Wherever a line below holds the word "depuis", copy that line.

* [EXTRACTED ENTRIES]:
* * * * * * *

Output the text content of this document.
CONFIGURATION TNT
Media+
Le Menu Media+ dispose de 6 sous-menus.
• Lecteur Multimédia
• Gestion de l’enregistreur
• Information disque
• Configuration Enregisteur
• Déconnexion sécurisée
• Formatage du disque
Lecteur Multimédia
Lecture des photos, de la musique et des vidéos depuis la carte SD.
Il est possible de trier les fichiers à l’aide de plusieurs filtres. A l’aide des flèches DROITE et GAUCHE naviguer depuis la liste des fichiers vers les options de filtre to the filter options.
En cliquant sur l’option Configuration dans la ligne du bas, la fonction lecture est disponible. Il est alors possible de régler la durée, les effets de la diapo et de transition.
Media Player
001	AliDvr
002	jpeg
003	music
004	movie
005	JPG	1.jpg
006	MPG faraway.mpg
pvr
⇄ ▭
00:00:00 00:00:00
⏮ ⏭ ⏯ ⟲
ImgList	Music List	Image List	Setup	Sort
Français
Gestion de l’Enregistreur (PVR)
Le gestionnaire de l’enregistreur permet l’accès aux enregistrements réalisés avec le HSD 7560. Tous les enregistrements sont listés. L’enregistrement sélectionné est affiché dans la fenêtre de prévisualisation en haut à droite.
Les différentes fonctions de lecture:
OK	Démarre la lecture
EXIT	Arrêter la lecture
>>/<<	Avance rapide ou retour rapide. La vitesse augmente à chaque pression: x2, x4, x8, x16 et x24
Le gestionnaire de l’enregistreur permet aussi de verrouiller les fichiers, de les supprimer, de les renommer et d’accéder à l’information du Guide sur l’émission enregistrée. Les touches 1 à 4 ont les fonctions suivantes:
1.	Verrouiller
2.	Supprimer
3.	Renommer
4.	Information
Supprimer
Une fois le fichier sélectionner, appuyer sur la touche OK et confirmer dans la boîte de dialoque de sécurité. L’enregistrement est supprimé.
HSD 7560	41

* * * * * * *

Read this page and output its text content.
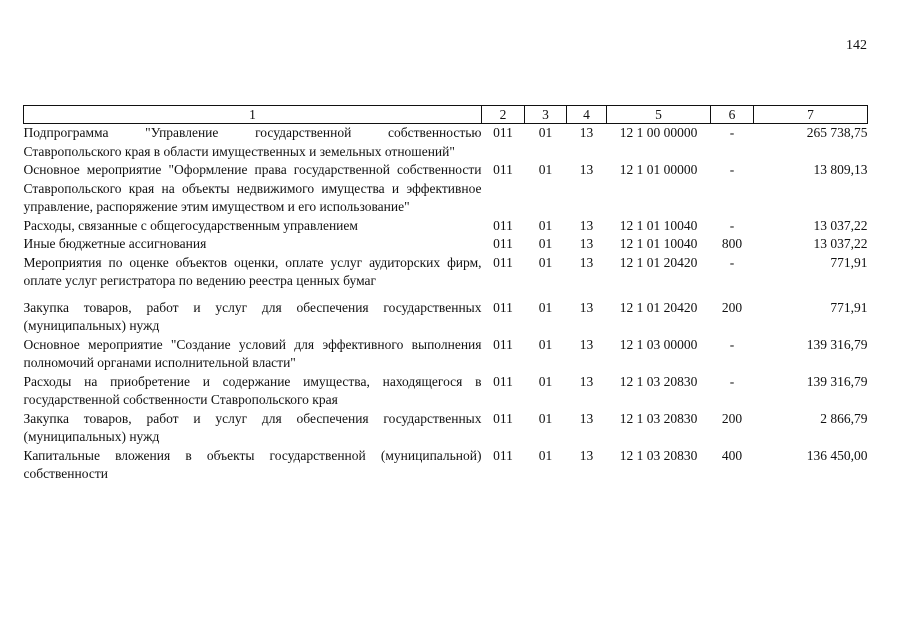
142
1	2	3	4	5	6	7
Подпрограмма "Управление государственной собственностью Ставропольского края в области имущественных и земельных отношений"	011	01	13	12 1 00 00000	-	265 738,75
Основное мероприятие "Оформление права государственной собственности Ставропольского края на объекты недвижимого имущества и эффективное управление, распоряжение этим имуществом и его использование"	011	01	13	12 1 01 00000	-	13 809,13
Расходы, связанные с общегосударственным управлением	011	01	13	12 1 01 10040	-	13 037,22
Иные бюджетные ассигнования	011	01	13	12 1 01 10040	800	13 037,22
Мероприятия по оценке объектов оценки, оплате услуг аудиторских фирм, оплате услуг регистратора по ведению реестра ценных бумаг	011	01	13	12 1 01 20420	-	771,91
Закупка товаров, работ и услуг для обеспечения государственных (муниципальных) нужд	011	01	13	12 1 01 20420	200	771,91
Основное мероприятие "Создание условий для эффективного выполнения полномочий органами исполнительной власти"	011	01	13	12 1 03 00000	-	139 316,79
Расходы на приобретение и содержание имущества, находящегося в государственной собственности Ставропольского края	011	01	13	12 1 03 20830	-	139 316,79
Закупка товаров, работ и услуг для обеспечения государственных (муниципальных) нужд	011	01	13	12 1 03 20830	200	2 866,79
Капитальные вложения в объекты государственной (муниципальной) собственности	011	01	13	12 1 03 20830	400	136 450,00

* * * * * * *

* [WRITTEN SOLUTION]:
Lecture des photos, de la musique et des vidéos depuis la carte SD.
Il est possible de trier les fichiers à l’aide de plusieurs filtres. A l’aide des flèches DROITE et GAUCHE naviguer depuis la liste des fichiers vers les options de filtre to the filter options.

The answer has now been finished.